◆ WORK TO COMPLETE
Copy the records below exactly as they appear.

-- begin DATA TO PROCESS --

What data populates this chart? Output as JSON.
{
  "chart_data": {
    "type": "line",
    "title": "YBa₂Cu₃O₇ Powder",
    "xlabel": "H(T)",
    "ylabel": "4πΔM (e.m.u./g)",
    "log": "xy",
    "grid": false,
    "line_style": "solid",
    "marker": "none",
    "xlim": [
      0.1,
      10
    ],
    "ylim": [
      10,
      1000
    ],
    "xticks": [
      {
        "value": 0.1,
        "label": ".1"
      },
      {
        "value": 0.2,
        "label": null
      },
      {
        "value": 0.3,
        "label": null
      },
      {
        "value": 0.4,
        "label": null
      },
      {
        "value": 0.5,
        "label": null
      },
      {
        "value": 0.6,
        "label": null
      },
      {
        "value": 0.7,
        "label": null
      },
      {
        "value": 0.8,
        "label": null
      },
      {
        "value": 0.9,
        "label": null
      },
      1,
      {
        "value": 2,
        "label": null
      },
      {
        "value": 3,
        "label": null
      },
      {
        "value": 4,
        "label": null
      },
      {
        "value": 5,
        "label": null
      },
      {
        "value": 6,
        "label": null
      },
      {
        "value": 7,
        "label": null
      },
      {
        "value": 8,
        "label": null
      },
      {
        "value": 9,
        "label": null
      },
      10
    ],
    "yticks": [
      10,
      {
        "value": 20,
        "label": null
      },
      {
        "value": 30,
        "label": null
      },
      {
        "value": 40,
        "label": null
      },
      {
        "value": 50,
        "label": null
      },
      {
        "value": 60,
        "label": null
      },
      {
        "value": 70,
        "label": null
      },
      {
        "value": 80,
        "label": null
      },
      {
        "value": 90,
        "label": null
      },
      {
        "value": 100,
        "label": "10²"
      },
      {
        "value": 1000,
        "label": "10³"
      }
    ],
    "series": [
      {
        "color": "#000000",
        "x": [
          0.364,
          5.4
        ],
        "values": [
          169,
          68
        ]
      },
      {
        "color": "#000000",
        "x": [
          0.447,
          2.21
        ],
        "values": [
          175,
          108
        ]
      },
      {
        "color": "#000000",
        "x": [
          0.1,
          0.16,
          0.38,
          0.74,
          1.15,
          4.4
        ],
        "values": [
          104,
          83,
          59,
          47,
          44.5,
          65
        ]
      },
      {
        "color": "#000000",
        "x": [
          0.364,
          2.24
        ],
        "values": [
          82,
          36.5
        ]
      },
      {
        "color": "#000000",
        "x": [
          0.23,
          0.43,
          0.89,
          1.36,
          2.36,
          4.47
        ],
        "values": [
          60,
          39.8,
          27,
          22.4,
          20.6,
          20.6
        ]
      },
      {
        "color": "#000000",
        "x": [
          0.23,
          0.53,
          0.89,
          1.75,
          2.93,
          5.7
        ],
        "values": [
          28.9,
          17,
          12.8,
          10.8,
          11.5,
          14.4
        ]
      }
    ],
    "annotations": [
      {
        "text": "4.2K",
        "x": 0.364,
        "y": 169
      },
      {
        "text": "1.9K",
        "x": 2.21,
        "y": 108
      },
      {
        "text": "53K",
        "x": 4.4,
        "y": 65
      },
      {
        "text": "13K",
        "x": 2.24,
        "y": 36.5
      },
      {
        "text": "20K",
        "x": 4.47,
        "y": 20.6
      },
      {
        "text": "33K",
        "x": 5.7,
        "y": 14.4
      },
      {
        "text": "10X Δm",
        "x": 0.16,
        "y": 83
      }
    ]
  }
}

-- end DATA TO PROCESS --

◆ SOLVED EXERCISE
What data populates this chart? Output as JSON.
{
  "chart_data": {
    "type": "line",
    "title": "YBa₂Cu₃O₇ Powder",
    "xlabel": "H(T)",
    "ylabel": "4πΔM (e.m.u./g)",
    "log": "xy",
    "grid": false,
    "line_style": "solid",
    "marker": "none",
    "xlim": [
      0.1,
      10
    ],
    "ylim": [
      10,
      1000
    ],
    "xticks": [
      {
        "value": 0.1,
        "label": ".1"
      },
      {
        "value": 0.2,
        "label": null
      },
      {
        "value": 0.3,
        "label": null
      },
      {
        "value": 0.4,
        "label": null
      },
      {
        "value": 0.5,
        "label": null
      },
      {
        "value": 0.6,
        "label": null
      },
      {
        "value": 0.7,
        "label": null
      },
      {
        "value": 0.8,
        "label": null
      },
      {
        "value": 0.9,
        "label": null
      },
      1,
      {
        "value": 2,
        "label": null
      },
      {
        "value": 3,
        "label": null
      },
      {
        "value": 4,
        "label": null
      },
      {
        "value": 5,
        "label": null
      },
      {
        "value": 6,
        "label": null
      },
      {
        "value": 7,
        "label": null
      },
      {
        "value": 8,
        "label": null
      },
      {
        "value": 9,
        "label": null
      },
      10
    ],
    "yticks": [
      10,
      {
        "value": 20,
        "label": null
      },
      {
        "value": 30,
        "label": null
      },
      {
        "value": 40,
        "label": null
      },
      {
        "value": 50,
        "label": null
      },
      {
        "value": 60,
        "label": null
      },
      {
        "value": 70,
        "label": null
      },
      {
        "value": 80,
        "label": null
      },
      {
        "value": 90,
        "label": null
      },
      {
        "value": 100,
        "label": "10²"
      },
      {
        "value": 1000,
        "label": "10³"
      }
    ],
    "series": [
      {
        "color": "#000000",
        "x": [
          0.364,
          5.4
        ],
        "values": [
          169,
          68
        ]
      },
      {
        "color": "#000000",
        "x": [
          0.447,
          2.21
        ],
        "values": [
          175,
          108
        ]
      },
      {
        "color": "#000000",
        "x": [
          0.1,
          0.16,
          0.38,
          0.74,
          1.15,
          4.4
        ],
        "values": [
          104,
          83,
          59,
          47,
          44.5,
          65
        ]
      },
      {
        "color": "#000000",
        "x": [
          0.364,
          2.24
        ],
        "values": [
          82,
          36.5
        ]
      },
      {
        "color": "#000000",
        "x": [
          0.23,
          0.43,
          0.89,
          1.36,
          2.36,
          4.47
        ],
        "values": [
          60,
          39.8,
          27,
          22.4,
          20.6,
          20.6
        ]
      },
      {
        "color": "#000000",
        "x": [
          0.23,
          0.53,
          0.89,
          1.75,
          2.93,
          5.7
        ],
        "values": [
          28.9,
          17,
          12.8,
          10.8,
          11.5,
          14.4
        ]
      }
    ],
    "annotations": [
      {
        "text": "4.2K",
        "x": 0.364,
        "y": 169
      },
      {
        "text": "1.9K",
        "x": 2.21,
        "y": 108
      },
      {
        "text": "53K",
        "x": 4.4,
        "y": 65
      },
      {
        "text": "13K",
        "x": 2.24,
        "y": 36.5
      },
      {
        "text": "20K",
        "x": 4.47,
        "y": 20.6
      },
      {
        "text": "33K",
        "x": 5.7,
        "y": 14.4
      },
      {
        "text": "10X Δm",
        "x": 0.16,
        "y": 83
      }
    ]
  }
}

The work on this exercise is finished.